* WHAT TO PRODUCE: Skip the pictures. Copy all the rest of the records down exactly.

Saved entries
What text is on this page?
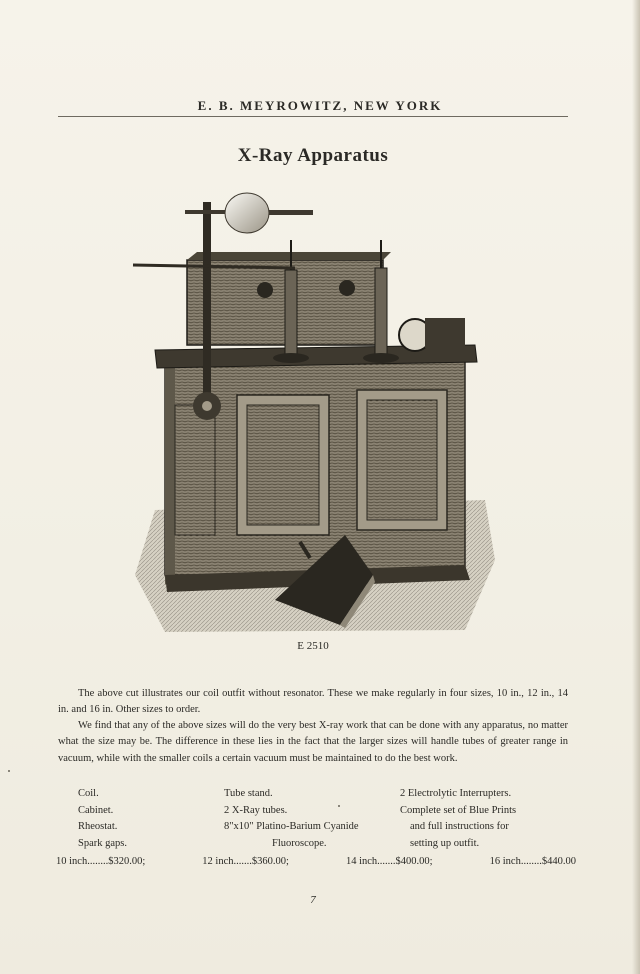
E. B. MEYROWITZ, NEW YORK
X-Ray Apparatus
E 2510

The above cut illustrates our coil outfit without resonator. These we make regularly in four sizes, 10 in., 12 in., 14 in. and 16 in. Other sizes to order.

We find that any of the above sizes will do the very best X-ray work that can be done with any apparatus, no matter what the size may be. The difference in these lies in the fact that the larger sizes will handle tubes of greater range in vacuum, while with the smaller coils a certain vacuum must be maintained to do the best work.

Coil.
Cabinet.
Rheostat.
Spark gaps.
Tube stand.
2 X-Ray tubes.
8"x10" Platino-Barium Cyanide
Fluoroscope.
2 Electrolytic Interrupters.
Complete set of Blue Prints
and full instructions for
setting up outfit.
10 inch........$320.00;	12 inch.......$360.00;	14 inch.......$400.00;	16 inch........$440.00
7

* COMPLETE ANSWER:
What text is on this page?
E. B. MEYROWITZ, NEW YORK
X-Ray Apparatus
E 2510

The above cut illustrates our coil outfit without resonator. These we make regularly in four sizes, 10 in., 12 in., 14 in. and 16 in. Other sizes to order.

We find that any of the above sizes will do the very best X-ray work that can be done with any apparatus, no matter what the size may be. The difference in these lies in the fact that the larger sizes will handle tubes of greater range in vacuum, while with the smaller coils a certain vacuum must be maintained to do the best work.

Coil.
Cabinet.
Rheostat.
Spark gaps.
Tube stand.
2 X-Ray tubes.
8"x10" Platino-Barium Cyanide
Fluoroscope.
2 Electrolytic Interrupters.
Complete set of Blue Prints
and full instructions for
setting up outfit.
10 inch........$320.00;	12 inch.......$360.00;	14 inch.......$400.00;	16 inch........$440.00
7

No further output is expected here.